• **Required work**:
Copy each line holding the string "Completeness".

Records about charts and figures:
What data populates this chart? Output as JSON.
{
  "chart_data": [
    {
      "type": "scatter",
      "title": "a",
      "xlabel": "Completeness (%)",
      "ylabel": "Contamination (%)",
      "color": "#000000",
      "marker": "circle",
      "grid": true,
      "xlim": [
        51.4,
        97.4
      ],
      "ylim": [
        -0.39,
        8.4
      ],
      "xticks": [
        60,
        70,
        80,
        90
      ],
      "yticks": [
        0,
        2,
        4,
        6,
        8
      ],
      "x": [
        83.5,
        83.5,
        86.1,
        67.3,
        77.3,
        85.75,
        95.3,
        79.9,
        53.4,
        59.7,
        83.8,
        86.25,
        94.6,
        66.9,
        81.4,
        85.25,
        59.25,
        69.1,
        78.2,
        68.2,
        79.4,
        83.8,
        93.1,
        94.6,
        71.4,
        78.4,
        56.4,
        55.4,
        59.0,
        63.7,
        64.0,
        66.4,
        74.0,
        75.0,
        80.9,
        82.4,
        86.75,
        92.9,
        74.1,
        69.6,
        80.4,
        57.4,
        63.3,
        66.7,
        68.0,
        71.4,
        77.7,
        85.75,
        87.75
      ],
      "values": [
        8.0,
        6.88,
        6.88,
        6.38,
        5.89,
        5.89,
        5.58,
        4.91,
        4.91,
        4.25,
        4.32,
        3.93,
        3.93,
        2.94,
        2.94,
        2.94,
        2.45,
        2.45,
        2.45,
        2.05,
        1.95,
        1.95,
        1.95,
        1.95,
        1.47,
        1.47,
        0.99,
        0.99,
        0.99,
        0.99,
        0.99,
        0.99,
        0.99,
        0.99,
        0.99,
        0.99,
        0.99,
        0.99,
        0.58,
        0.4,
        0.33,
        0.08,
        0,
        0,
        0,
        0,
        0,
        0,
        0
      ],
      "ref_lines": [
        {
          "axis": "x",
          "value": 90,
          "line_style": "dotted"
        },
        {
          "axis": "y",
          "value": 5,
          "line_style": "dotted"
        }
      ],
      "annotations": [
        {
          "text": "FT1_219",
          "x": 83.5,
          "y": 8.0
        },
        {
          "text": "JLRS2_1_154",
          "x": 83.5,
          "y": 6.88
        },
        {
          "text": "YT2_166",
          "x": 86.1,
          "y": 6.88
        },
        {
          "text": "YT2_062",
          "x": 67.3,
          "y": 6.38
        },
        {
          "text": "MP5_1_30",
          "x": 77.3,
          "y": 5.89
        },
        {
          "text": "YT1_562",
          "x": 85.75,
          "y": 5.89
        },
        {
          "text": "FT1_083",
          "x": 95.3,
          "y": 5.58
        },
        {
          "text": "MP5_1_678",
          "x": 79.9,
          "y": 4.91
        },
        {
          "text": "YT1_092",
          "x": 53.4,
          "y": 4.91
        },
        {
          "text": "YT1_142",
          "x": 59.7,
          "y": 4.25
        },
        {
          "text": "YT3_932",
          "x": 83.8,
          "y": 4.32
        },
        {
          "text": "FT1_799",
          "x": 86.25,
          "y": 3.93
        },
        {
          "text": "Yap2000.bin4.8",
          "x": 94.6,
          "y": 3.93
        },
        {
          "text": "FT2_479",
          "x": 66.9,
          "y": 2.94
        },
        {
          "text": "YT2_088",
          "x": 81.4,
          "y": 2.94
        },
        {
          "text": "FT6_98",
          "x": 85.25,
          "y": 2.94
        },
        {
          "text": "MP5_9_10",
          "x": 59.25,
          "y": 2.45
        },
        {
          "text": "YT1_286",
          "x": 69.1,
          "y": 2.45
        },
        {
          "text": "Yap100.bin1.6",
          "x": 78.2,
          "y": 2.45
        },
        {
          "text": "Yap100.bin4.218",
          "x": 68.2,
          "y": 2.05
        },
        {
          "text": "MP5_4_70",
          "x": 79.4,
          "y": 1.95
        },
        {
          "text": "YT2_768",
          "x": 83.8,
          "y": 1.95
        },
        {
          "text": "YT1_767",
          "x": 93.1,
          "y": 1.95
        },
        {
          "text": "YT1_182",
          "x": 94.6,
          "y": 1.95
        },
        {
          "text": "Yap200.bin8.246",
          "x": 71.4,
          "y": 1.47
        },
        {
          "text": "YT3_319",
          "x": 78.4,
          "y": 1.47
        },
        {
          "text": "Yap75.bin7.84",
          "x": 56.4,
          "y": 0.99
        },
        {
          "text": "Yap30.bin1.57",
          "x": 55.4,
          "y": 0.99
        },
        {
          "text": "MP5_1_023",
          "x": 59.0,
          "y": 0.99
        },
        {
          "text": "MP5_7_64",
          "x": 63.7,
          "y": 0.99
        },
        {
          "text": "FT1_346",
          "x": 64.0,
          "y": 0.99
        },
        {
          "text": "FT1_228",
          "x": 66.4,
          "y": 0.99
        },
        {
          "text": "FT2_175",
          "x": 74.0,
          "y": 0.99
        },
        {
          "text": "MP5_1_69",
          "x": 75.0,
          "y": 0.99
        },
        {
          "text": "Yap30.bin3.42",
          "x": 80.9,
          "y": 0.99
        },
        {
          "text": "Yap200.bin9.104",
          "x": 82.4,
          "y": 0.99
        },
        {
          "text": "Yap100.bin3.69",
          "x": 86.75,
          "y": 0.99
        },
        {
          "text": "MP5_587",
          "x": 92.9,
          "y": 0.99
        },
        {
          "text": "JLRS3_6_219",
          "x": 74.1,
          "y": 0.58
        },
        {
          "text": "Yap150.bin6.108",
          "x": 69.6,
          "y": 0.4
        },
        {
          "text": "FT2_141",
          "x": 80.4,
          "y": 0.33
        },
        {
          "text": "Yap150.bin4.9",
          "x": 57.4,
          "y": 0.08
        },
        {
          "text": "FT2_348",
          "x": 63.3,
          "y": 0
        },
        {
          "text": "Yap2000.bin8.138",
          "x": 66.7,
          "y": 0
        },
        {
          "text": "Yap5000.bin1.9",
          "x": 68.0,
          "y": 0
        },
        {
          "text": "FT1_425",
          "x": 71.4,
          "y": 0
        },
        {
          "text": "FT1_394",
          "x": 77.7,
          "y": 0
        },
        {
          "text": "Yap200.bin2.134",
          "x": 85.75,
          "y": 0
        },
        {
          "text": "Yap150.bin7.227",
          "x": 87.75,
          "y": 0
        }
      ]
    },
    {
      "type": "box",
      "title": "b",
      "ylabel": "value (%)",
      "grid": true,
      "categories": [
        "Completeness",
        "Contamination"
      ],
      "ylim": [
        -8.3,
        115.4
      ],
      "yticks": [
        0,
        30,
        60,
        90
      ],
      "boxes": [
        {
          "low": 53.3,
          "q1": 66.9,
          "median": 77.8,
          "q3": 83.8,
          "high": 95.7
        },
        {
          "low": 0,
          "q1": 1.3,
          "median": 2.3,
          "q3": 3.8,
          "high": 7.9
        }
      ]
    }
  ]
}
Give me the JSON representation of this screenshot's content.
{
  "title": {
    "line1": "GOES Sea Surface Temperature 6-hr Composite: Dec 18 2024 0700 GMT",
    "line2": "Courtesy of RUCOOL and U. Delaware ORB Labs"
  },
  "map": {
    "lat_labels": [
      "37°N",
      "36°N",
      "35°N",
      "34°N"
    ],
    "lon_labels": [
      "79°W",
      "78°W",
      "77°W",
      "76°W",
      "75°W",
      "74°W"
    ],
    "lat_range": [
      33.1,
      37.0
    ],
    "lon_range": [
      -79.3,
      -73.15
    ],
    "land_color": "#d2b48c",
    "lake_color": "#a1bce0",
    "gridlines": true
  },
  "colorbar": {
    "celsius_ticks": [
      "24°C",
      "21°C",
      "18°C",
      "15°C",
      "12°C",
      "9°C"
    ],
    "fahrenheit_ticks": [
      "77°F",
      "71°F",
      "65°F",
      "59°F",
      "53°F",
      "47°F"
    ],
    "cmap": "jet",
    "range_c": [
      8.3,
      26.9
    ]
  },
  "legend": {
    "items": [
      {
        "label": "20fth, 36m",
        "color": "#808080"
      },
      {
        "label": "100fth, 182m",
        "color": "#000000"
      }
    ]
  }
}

• **Response for this exercise**:
      "xlabel": "Completeness (%)",
        "Completeness",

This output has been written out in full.